**Data shown**

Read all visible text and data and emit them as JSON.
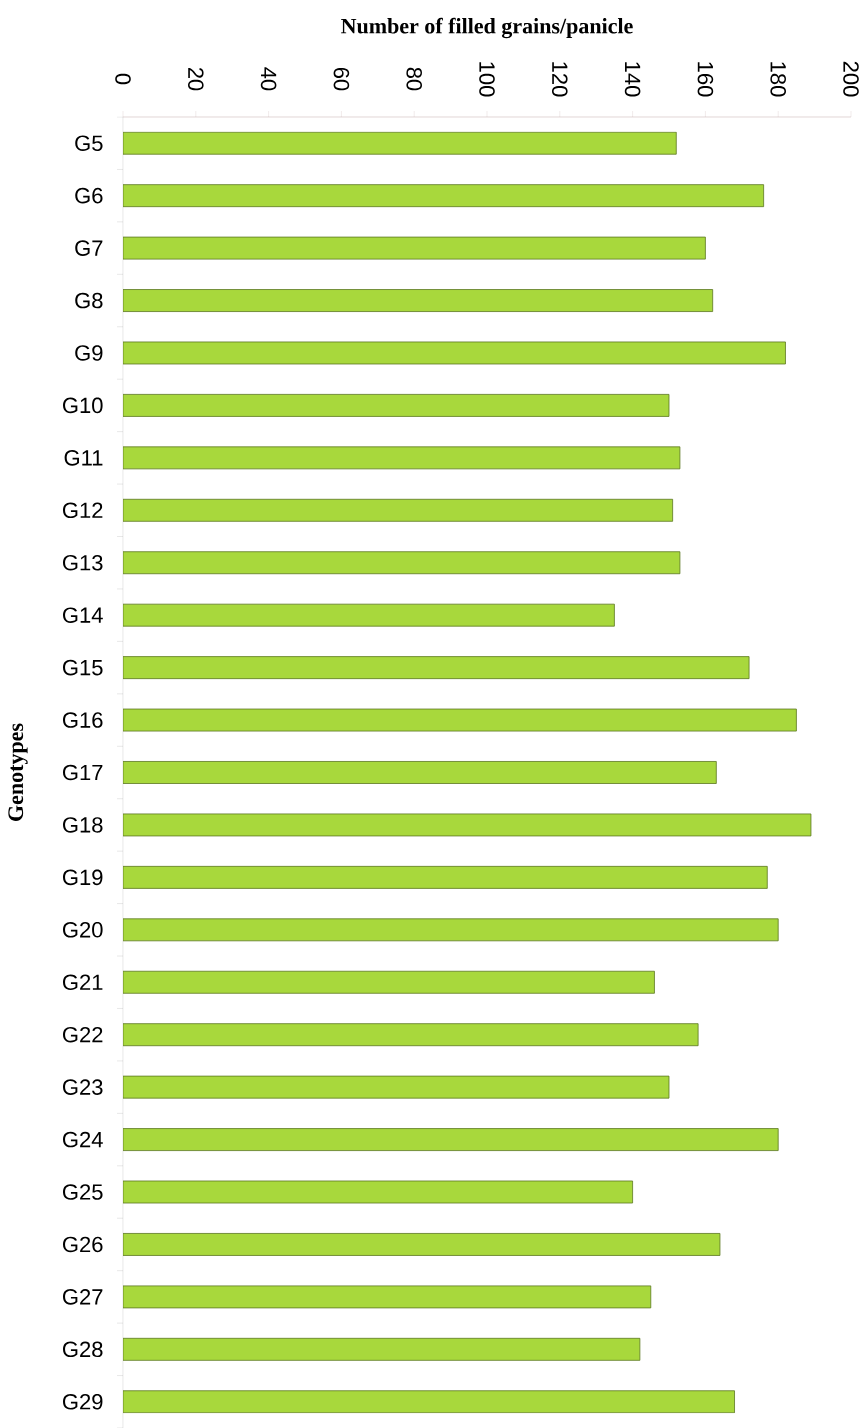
{
  "chart_data": {
    "type": "bar",
    "orientation": "horizontal",
    "xlabel": "Number of filled grains/panicle",
    "ylabel": "Genotypes",
    "categories": [
      "G5",
      "G6",
      "G7",
      "G8",
      "G9",
      "G10",
      "G11",
      "G12",
      "G13",
      "G14",
      "G15",
      "G16",
      "G17",
      "G18",
      "G19",
      "G20",
      "G21",
      "G22",
      "G23",
      "G24",
      "G25",
      "G26",
      "G27",
      "G28",
      "G29"
    ],
    "values": [
      152,
      176,
      160,
      162,
      182,
      150,
      153,
      151,
      153,
      135,
      172,
      185,
      163,
      189,
      177,
      180,
      146,
      158,
      150,
      180,
      140,
      164,
      145,
      142,
      168
    ],
    "color": "#a8d83c",
    "xlim": [
      0,
      200
    ],
    "xticks": [
      0,
      20,
      40,
      60,
      80,
      100,
      120,
      140,
      160,
      180,
      200
    ]
  }
}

**What the task requires**
Repeat all of the records verbatim, leaving out the pictures.

**Solution to this problem**
Read all visible text and data and emit them as JSON.
{
  "chart_data": {
    "type": "bar",
    "orientation": "horizontal",
    "xlabel": "Number of filled grains/panicle",
    "ylabel": "Genotypes",
    "categories": [
      "G5",
      "G6",
      "G7",
      "G8",
      "G9",
      "G10",
      "G11",
      "G12",
      "G13",
      "G14",
      "G15",
      "G16",
      "G17",
      "G18",
      "G19",
      "G20",
      "G21",
      "G22",
      "G23",
      "G24",
      "G25",
      "G26",
      "G27",
      "G28",
      "G29"
    ],
    "values": [
      152,
      176,
      160,
      162,
      182,
      150,
      153,
      151,
      153,
      135,
      172,
      185,
      163,
      189,
      177,
      180,
      146,
      158,
      150,
      180,
      140,
      164,
      145,
      142,
      168
    ],
    "color": "#a8d83c",
    "xlim": [
      0,
      200
    ],
    "xticks": [
      0,
      20,
      40,
      60,
      80,
      100,
      120,
      140,
      160,
      180,
      200
    ]
  }
}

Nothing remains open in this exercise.